### DATA ROWS
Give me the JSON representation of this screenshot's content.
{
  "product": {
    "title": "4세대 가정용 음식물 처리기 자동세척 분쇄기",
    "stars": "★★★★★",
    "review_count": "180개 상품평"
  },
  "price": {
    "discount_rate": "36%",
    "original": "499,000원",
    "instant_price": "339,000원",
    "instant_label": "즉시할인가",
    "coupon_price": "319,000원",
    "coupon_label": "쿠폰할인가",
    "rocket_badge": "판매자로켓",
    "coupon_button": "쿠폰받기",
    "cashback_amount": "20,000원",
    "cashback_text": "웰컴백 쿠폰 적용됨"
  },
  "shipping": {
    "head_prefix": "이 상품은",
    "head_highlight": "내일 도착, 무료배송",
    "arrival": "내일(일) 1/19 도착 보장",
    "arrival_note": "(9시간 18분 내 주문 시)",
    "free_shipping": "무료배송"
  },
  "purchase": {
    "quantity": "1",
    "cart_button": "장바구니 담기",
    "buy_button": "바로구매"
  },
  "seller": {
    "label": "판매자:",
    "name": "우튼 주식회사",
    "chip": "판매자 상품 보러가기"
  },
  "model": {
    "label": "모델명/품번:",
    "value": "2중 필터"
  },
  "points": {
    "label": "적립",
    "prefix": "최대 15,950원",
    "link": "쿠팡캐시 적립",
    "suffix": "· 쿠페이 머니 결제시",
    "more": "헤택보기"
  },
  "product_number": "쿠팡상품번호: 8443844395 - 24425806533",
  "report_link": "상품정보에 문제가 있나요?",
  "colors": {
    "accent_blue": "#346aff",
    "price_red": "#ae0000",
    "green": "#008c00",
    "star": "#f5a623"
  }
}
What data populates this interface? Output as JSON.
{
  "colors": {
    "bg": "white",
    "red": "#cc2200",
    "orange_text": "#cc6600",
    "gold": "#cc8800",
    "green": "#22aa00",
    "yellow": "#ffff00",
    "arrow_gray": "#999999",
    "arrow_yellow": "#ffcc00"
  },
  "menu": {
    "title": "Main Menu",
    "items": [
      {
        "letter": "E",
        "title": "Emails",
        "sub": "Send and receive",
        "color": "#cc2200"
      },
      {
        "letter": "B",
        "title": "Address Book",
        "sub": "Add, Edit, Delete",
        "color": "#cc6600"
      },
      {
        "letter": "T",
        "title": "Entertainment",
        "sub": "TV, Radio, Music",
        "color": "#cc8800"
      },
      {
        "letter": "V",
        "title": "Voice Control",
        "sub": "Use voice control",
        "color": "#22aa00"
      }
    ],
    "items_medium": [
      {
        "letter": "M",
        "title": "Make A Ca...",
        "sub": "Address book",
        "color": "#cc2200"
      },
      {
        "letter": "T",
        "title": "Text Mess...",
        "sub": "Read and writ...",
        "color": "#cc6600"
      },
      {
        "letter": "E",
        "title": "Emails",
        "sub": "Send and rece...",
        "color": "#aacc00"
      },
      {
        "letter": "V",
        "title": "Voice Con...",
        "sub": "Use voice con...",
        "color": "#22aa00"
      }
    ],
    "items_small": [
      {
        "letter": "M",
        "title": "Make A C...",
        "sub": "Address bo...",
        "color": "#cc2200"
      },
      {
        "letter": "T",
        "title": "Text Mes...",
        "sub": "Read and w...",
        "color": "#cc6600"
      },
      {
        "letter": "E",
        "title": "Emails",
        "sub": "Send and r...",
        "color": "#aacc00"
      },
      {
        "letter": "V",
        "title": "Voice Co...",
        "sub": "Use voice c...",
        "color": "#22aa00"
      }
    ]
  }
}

### YOUR GOAL
Take the listing above and set it down exactly.

### RESPONSE
Give me the JSON representation of this screenshot's content.
{
  "product": {
    "title": "4세대 가정용 음식물 처리기 자동세척 분쇄기",
    "stars": "★★★★★",
    "review_count": "180개 상품평"
  },
  "price": {
    "discount_rate": "36%",
    "original": "499,000원",
    "instant_price": "339,000원",
    "instant_label": "즉시할인가",
    "coupon_price": "319,000원",
    "coupon_label": "쿠폰할인가",
    "rocket_badge": "판매자로켓",
    "coupon_button": "쿠폰받기",
    "cashback_amount": "20,000원",
    "cashback_text": "웰컴백 쿠폰 적용됨"
  },
  "shipping": {
    "head_prefix": "이 상품은",
    "head_highlight": "내일 도착, 무료배송",
    "arrival": "내일(일) 1/19 도착 보장",
    "arrival_note": "(9시간 18분 내 주문 시)",
    "free_shipping": "무료배송"
  },
  "purchase": {
    "quantity": "1",
    "cart_button": "장바구니 담기",
    "buy_button": "바로구매"
  },
  "seller": {
    "label": "판매자:",
    "name": "우튼 주식회사",
    "chip": "판매자 상품 보러가기"
  },
  "model": {
    "label": "모델명/품번:",
    "value": "2중 필터"
  },
  "points": {
    "label": "적립",
    "prefix": "최대 15,950원",
    "link": "쿠팡캐시 적립",
    "suffix": "· 쿠페이 머니 결제시",
    "more": "헤택보기"
  },
  "product_number": "쿠팡상품번호: 8443844395 - 24425806533",
  "report_link": "상품정보에 문제가 있나요?",
  "colors": {
    "accent_blue": "#346aff",
    "price_red": "#ae0000",
    "green": "#008c00",
    "star": "#f5a623"
  }
}
What data populates this interface? Output as JSON.
{
  "colors": {
    "bg": "white",
    "red": "#cc2200",
    "orange_text": "#cc6600",
    "gold": "#cc8800",
    "green": "#22aa00",
    "yellow": "#ffff00",
    "arrow_gray": "#999999",
    "arrow_yellow": "#ffcc00"
  },
  "menu": {
    "title": "Main Menu",
    "items": [
      {
        "letter": "E",
        "title": "Emails",
        "sub": "Send and receive",
        "color": "#cc2200"
      },
      {
        "letter": "B",
        "title": "Address Book",
        "sub": "Add, Edit, Delete",
        "color": "#cc6600"
      },
      {
        "letter": "T",
        "title": "Entertainment",
        "sub": "TV, Radio, Music",
        "color": "#cc8800"
      },
      {
        "letter": "V",
        "title": "Voice Control",
        "sub": "Use voice control",
        "color": "#22aa00"
      }
    ],
    "items_medium": [
      {
        "letter": "M",
        "title": "Make A Ca...",
        "sub": "Address book",
        "color": "#cc2200"
      },
      {
        "letter": "T",
        "title": "Text Mess...",
        "sub": "Read and writ...",
        "color": "#cc6600"
      },
      {
        "letter": "E",
        "title": "Emails",
        "sub": "Send and rece...",
        "color": "#aacc00"
      },
      {
        "letter": "V",
        "title": "Voice Con...",
        "sub": "Use voice con...",
        "color": "#22aa00"
      }
    ],
    "items_small": [
      {
        "letter": "M",
        "title": "Make A C...",
        "sub": "Address bo...",
        "color": "#cc2200"
      },
      {
        "letter": "T",
        "title": "Text Mes...",
        "sub": "Read and w...",
        "color": "#cc6600"
      },
      {
        "letter": "E",
        "title": "Emails",
        "sub": "Send and r...",
        "color": "#aacc00"
      },
      {
        "letter": "V",
        "title": "Voice Co...",
        "sub": "Use voice c...",
        "color": "#22aa00"
      }
    ]
  }
}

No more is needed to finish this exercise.